**Given request**. Arrange every line of the entries below as a Markdown table with the columns Row and Line, numbering the rows and skipping blank lines. Leave the pictures out of the table.

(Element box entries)
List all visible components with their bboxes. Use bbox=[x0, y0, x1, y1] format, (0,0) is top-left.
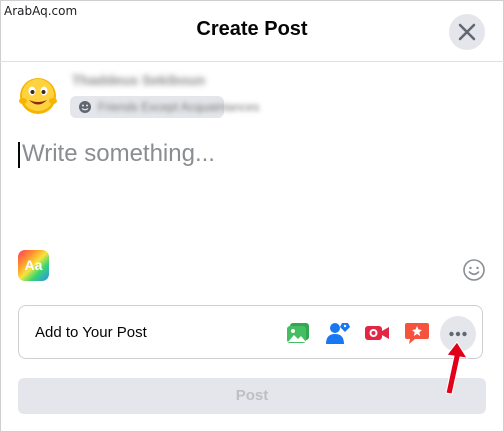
close-icon bbox=[458, 23, 476, 41]
dialog-title: Create Post bbox=[196, 18, 308, 40]
post-text-input[interactable] bbox=[22, 140, 462, 168]
close-button[interactable] bbox=[449, 14, 485, 50]
audience-label: Friends Except Acquaintances bbox=[98, 100, 260, 114]
smile-icon[interactable] bbox=[462, 258, 486, 282]
avatar bbox=[19, 78, 57, 114]
audience-selector[interactable]: Friends Except Acquaintances bbox=[70, 96, 259, 118]
create-post-dialog bbox=[0, 0, 504, 432]
live-video-icon[interactable] bbox=[364, 320, 390, 346]
photo-video-icon[interactable] bbox=[285, 320, 311, 346]
feeling-activity-icon[interactable] bbox=[404, 320, 430, 346]
watermark: ArabAq.com bbox=[4, 4, 78, 18]
arrow-annotation-icon bbox=[445, 341, 468, 395]
post-button[interactable]: Post bbox=[18, 378, 486, 414]
background-style-button[interactable]: Aa bbox=[18, 250, 49, 281]
friends-icon bbox=[79, 101, 91, 113]
header-divider bbox=[0, 61, 504, 62]
tag-people-icon[interactable] bbox=[325, 320, 351, 346]
add-to-post-label: Add to Your Post bbox=[35, 324, 147, 341]
add-to-post-panel: Add to Your Post bbox=[18, 305, 483, 359]
text-cursor bbox=[18, 142, 20, 168]
user-name: Thaddeus Sekiboun bbox=[72, 72, 206, 88]
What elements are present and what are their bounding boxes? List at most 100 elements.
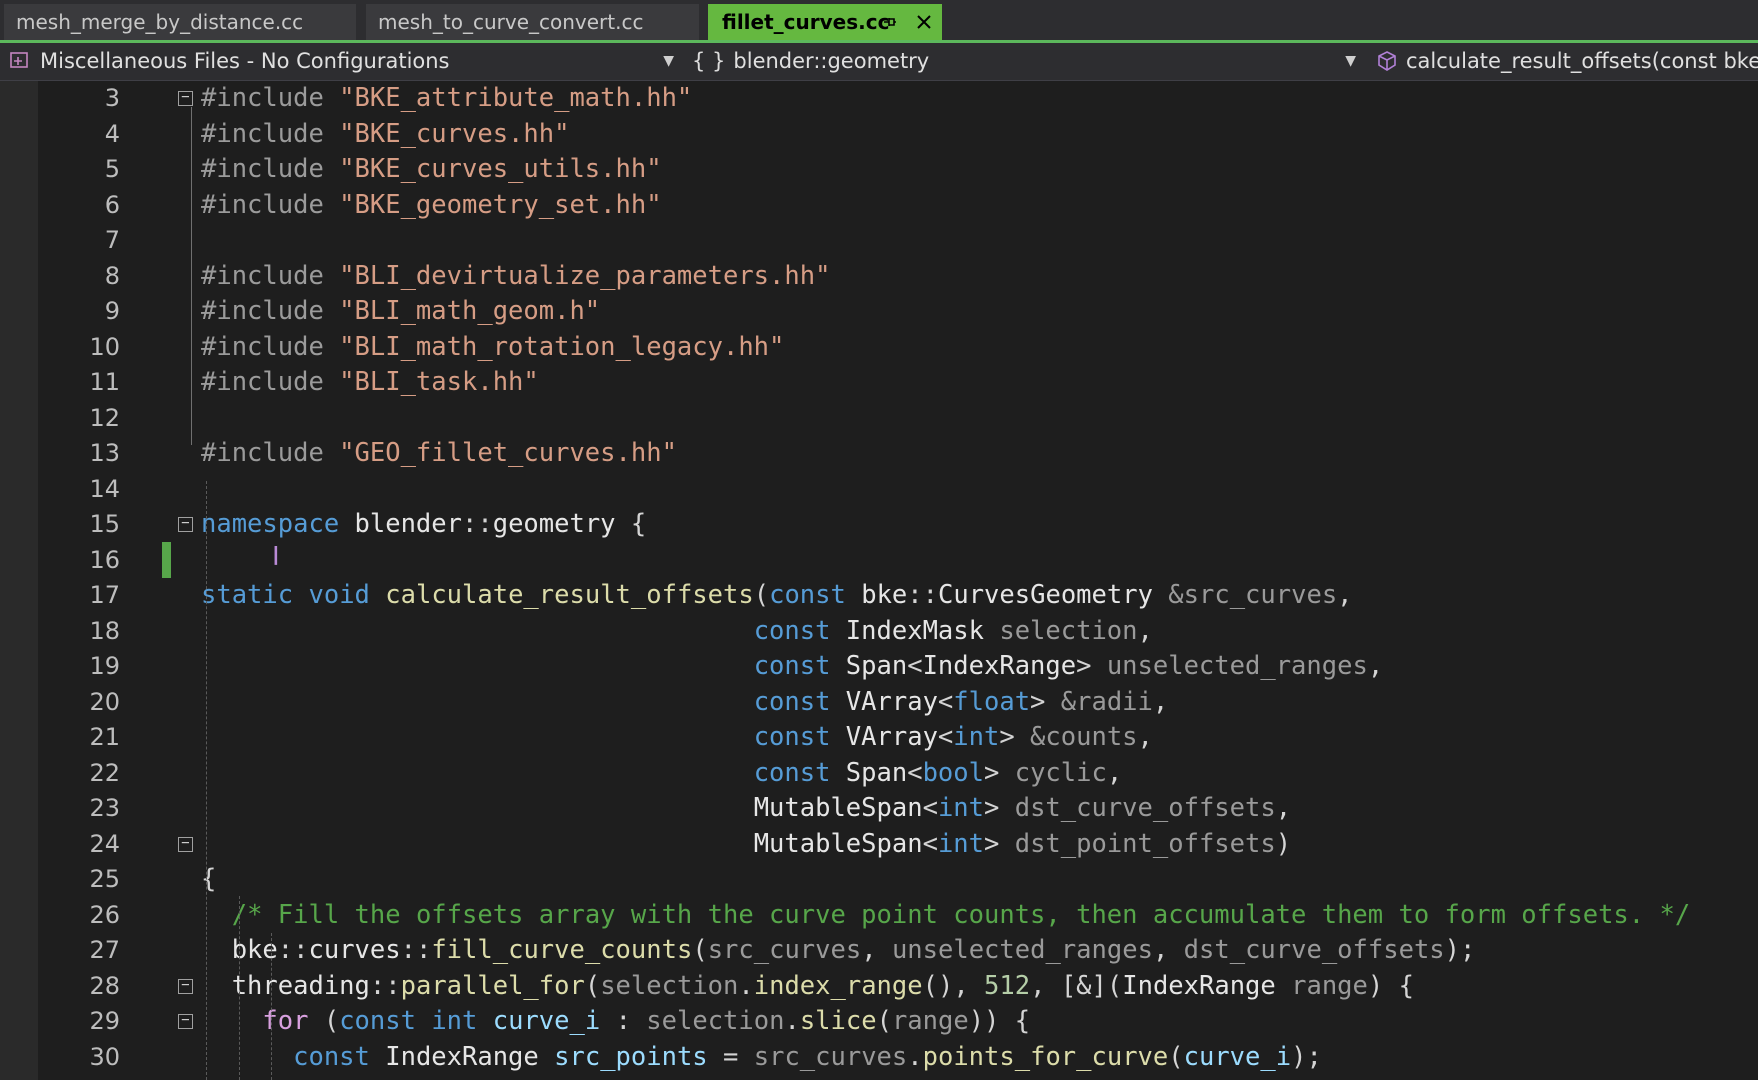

**Worked solution**.
| Row | Line |
|---|---|
| 1 | List all visible components with their bboxes. Use bbox=[x0, y0, x1, y1] format, (0,0) is top-left. |
| 2 | close-icon bbox=[458, 23, 476, 41] |
| 3 | dialog-title: Create Post bbox=[196, 18, 308, 40] |
| 4 | post-text-input[interactable] bbox=[22, 140, 462, 168] |
| 5 | close-button[interactable] bbox=[449, 14, 485, 50] |
| 6 | audience-label: Friends Except Acquaintances bbox=[98, 100, 260, 114] |
| 7 | smile-icon[interactable] bbox=[462, 258, 486, 282] |
| 8 | avatar bbox=[19, 78, 57, 114] |
| 9 | audience-selector[interactable]: Friends Except Acquaintances bbox=[70, 96, 259, 118] |
| 10 | create-post-dialog bbox=[0, 0, 504, 432] |
| 11 | live-video-icon[interactable] bbox=[364, 320, 390, 346] |
| 12 | photo-video-icon[interactable] bbox=[285, 320, 311, 346] |
| 13 | feeling-activity-icon[interactable] bbox=[404, 320, 430, 346] |
| 14 | watermark: ArabAq.com bbox=[4, 4, 78, 18] |
| 15 | arrow-annotation-icon bbox=[445, 341, 468, 395] |
| 16 | post-button[interactable]: Post bbox=[18, 378, 486, 414] |
| 17 | background-style-button[interactable]: Aa bbox=[18, 250, 49, 281] |
| 18 | friends-icon bbox=[79, 101, 91, 113] |
| 19 | header-divider bbox=[0, 61, 504, 62] |
| 20 | tag-people-icon[interactable] bbox=[325, 320, 351, 346] |
| 21 | add-to-post-label: Add to Your Post bbox=[35, 324, 147, 341] |
| 22 | add-to-post-panel: Add to Your Post bbox=[18, 305, 483, 359] |
| 23 | text-cursor bbox=[18, 142, 20, 168] |
| 24 | user-name: Thaddeus Sekiboun bbox=[72, 72, 206, 88] |
| 25 | What elements are present and what are their bounding boxes? List at most 100 elements. |